**Directive**
Below are the records; pull every line that includes "here".
+ + +
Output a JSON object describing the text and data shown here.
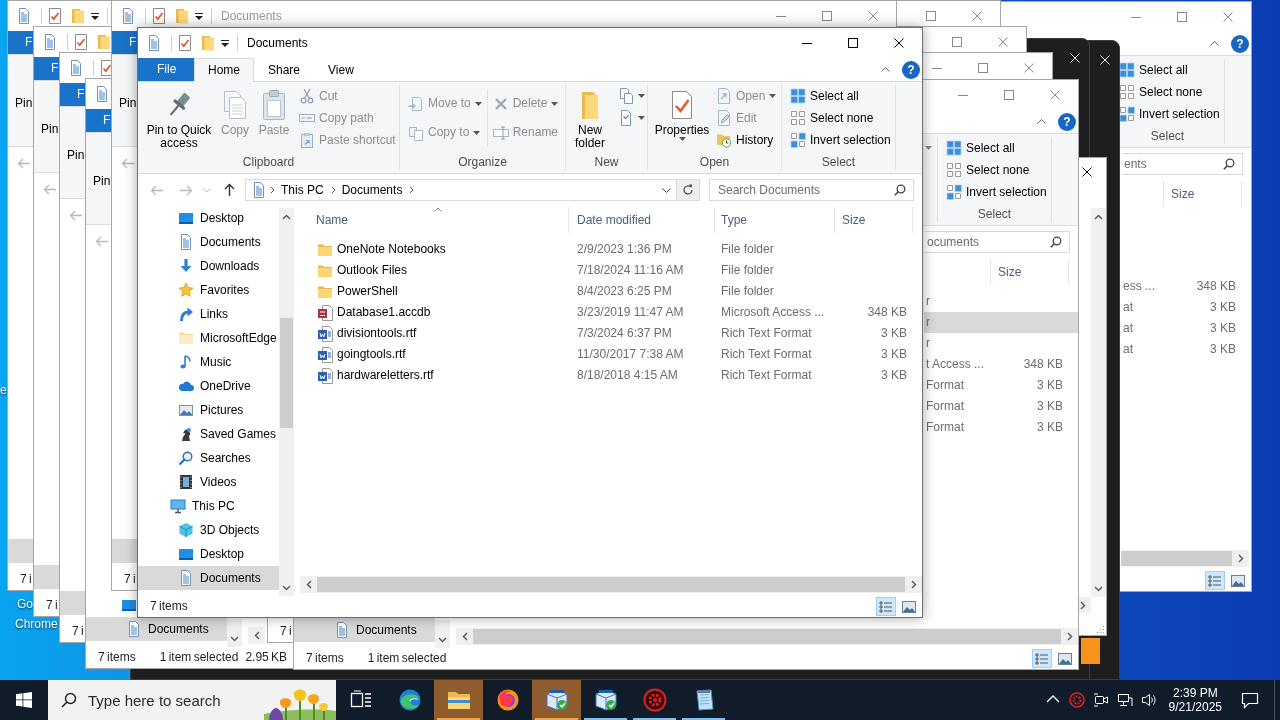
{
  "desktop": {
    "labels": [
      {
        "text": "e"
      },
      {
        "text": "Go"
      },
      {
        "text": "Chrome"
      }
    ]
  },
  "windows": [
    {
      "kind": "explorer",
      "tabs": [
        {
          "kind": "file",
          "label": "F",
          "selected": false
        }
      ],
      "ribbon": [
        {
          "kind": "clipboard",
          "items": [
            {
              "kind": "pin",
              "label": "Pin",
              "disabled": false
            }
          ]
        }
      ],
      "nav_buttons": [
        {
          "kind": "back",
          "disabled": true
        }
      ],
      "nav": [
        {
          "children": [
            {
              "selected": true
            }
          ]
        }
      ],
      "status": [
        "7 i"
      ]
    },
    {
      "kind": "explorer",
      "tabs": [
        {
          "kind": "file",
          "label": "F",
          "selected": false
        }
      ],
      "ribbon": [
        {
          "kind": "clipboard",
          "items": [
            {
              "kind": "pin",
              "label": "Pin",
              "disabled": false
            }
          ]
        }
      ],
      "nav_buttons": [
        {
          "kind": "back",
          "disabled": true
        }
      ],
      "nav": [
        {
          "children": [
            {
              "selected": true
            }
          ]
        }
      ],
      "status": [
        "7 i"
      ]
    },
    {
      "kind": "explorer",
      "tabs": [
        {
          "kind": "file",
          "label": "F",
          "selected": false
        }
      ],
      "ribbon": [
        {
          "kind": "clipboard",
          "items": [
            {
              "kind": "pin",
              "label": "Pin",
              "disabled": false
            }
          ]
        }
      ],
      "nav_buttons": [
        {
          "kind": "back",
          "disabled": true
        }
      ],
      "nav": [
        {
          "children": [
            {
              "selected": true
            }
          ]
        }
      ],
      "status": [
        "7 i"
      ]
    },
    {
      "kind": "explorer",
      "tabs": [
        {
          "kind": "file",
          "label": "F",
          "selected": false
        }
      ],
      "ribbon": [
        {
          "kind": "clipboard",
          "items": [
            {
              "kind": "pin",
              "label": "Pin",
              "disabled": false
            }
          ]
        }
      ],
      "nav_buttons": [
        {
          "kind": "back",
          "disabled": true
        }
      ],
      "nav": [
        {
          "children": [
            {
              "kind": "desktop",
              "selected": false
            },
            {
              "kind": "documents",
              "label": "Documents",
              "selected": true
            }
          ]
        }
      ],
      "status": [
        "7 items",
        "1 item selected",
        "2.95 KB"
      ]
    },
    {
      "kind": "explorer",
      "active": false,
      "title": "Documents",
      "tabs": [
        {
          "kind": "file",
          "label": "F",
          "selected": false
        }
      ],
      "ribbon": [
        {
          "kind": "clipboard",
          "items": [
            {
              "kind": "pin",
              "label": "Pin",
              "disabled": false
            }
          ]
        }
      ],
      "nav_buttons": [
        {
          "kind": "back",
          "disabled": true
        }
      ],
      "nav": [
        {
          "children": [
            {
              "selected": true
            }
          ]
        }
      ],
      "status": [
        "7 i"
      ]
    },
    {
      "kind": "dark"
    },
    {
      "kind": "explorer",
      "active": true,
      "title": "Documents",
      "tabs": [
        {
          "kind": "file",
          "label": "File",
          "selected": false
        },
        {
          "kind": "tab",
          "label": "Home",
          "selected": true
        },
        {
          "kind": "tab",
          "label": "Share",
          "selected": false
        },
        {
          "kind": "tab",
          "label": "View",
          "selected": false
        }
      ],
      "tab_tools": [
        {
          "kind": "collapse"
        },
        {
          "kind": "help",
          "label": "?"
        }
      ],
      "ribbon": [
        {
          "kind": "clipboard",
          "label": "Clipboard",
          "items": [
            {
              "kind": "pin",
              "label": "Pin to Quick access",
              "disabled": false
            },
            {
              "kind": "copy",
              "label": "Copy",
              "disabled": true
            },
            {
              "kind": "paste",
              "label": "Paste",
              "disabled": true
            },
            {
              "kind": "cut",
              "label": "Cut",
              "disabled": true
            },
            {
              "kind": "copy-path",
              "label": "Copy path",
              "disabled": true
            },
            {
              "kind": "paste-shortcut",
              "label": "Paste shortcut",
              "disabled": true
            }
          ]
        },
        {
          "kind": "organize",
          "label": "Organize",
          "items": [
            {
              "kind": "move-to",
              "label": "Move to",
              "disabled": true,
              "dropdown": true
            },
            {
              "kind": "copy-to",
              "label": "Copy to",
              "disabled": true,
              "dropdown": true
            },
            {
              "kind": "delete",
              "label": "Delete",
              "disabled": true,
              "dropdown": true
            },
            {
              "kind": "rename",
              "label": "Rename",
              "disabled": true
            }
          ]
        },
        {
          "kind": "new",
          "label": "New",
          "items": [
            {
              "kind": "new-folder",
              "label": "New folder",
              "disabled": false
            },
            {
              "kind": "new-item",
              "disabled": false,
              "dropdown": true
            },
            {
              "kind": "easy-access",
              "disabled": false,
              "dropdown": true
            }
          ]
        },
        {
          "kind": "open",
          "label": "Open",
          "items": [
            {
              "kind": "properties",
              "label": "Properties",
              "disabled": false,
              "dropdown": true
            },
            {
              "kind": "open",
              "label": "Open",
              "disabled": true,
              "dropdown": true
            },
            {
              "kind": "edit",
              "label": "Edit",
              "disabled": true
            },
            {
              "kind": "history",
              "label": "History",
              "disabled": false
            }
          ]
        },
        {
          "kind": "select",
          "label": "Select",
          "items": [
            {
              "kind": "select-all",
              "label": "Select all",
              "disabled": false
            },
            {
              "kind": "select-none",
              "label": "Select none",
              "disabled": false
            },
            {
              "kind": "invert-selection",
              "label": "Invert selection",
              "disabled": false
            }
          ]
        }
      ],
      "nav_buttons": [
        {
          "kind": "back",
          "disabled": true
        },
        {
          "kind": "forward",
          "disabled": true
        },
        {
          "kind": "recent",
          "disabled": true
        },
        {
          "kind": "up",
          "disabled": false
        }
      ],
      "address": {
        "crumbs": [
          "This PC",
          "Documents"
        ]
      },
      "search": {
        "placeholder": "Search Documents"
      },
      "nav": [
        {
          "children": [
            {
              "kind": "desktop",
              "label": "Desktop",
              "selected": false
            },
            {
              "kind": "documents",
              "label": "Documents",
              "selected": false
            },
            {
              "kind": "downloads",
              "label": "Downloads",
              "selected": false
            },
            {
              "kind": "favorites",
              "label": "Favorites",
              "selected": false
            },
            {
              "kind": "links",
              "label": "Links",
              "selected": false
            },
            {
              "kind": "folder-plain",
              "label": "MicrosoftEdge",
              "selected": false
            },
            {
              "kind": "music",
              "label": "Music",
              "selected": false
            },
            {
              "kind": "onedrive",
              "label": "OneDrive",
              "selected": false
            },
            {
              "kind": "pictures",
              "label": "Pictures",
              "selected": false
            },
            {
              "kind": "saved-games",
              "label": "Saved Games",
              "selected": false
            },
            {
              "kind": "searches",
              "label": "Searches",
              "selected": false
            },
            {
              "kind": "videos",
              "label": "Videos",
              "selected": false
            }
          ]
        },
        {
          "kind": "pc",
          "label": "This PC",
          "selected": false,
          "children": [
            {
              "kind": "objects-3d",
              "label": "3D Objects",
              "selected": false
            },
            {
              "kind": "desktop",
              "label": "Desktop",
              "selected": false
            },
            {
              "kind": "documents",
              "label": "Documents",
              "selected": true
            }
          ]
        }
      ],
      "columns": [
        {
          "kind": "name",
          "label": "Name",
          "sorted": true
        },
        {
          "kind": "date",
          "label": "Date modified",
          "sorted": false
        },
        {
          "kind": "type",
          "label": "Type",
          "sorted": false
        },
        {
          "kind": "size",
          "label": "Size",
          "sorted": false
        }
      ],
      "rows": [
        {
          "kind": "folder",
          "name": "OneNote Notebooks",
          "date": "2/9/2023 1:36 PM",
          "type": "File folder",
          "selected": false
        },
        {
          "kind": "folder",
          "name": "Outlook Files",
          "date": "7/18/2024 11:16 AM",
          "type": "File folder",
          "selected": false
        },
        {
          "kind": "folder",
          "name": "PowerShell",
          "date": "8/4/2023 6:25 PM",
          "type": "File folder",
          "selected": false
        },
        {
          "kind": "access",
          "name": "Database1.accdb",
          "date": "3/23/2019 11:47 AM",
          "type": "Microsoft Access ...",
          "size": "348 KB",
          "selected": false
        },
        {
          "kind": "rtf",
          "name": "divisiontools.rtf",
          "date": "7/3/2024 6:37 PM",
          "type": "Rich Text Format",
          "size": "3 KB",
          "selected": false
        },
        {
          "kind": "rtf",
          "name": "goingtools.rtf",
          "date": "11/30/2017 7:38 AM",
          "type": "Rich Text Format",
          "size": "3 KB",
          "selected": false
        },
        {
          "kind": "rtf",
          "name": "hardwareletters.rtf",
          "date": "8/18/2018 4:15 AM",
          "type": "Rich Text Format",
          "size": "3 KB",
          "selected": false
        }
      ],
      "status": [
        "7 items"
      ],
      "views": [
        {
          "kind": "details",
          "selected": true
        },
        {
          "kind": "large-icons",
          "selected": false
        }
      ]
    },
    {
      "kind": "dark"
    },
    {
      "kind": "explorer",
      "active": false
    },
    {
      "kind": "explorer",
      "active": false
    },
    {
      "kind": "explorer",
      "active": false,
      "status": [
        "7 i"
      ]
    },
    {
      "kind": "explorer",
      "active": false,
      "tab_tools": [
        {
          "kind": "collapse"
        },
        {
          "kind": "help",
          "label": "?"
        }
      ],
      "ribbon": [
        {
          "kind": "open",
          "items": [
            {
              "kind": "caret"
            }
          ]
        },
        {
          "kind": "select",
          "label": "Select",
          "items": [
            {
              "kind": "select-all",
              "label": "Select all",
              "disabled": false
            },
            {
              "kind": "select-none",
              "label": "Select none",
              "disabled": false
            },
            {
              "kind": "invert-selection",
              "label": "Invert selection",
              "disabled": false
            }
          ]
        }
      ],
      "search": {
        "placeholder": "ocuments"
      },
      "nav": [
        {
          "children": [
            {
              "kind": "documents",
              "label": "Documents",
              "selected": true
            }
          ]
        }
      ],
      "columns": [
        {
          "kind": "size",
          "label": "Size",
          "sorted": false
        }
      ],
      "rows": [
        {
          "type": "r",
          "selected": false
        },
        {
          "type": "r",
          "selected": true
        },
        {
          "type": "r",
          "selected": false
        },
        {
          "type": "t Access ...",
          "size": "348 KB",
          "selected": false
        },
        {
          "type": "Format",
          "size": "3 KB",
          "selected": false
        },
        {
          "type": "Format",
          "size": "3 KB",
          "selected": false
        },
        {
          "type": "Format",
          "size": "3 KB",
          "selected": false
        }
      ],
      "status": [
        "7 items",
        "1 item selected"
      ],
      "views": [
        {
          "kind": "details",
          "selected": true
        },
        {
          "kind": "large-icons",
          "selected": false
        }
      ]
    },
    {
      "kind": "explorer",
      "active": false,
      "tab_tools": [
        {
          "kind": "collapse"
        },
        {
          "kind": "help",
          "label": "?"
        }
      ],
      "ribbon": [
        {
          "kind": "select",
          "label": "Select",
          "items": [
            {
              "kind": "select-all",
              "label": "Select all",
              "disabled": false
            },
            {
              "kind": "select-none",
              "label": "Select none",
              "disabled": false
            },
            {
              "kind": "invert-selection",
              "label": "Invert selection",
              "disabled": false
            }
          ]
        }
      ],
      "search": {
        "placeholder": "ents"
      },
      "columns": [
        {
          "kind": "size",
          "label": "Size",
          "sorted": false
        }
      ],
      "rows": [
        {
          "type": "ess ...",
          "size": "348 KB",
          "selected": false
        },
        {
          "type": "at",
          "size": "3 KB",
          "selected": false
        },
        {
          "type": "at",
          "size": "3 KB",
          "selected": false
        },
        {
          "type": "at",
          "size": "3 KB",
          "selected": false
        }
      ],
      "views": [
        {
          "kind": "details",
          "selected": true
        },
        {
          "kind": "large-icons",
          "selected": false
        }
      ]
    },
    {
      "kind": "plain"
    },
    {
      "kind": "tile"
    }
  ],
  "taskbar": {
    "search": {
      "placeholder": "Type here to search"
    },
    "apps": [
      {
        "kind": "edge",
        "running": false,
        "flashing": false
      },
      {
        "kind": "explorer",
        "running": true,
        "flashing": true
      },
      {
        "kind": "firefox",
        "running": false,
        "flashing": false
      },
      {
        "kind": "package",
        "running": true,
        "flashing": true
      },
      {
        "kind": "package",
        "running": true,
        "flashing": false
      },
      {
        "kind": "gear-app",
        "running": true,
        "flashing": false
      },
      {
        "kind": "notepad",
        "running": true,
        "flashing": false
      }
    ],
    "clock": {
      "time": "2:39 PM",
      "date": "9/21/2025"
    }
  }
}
+ + +
**Solved exercise**
Output a JSON object describing the text and data shown here.
      "placeholder": "Type here to search"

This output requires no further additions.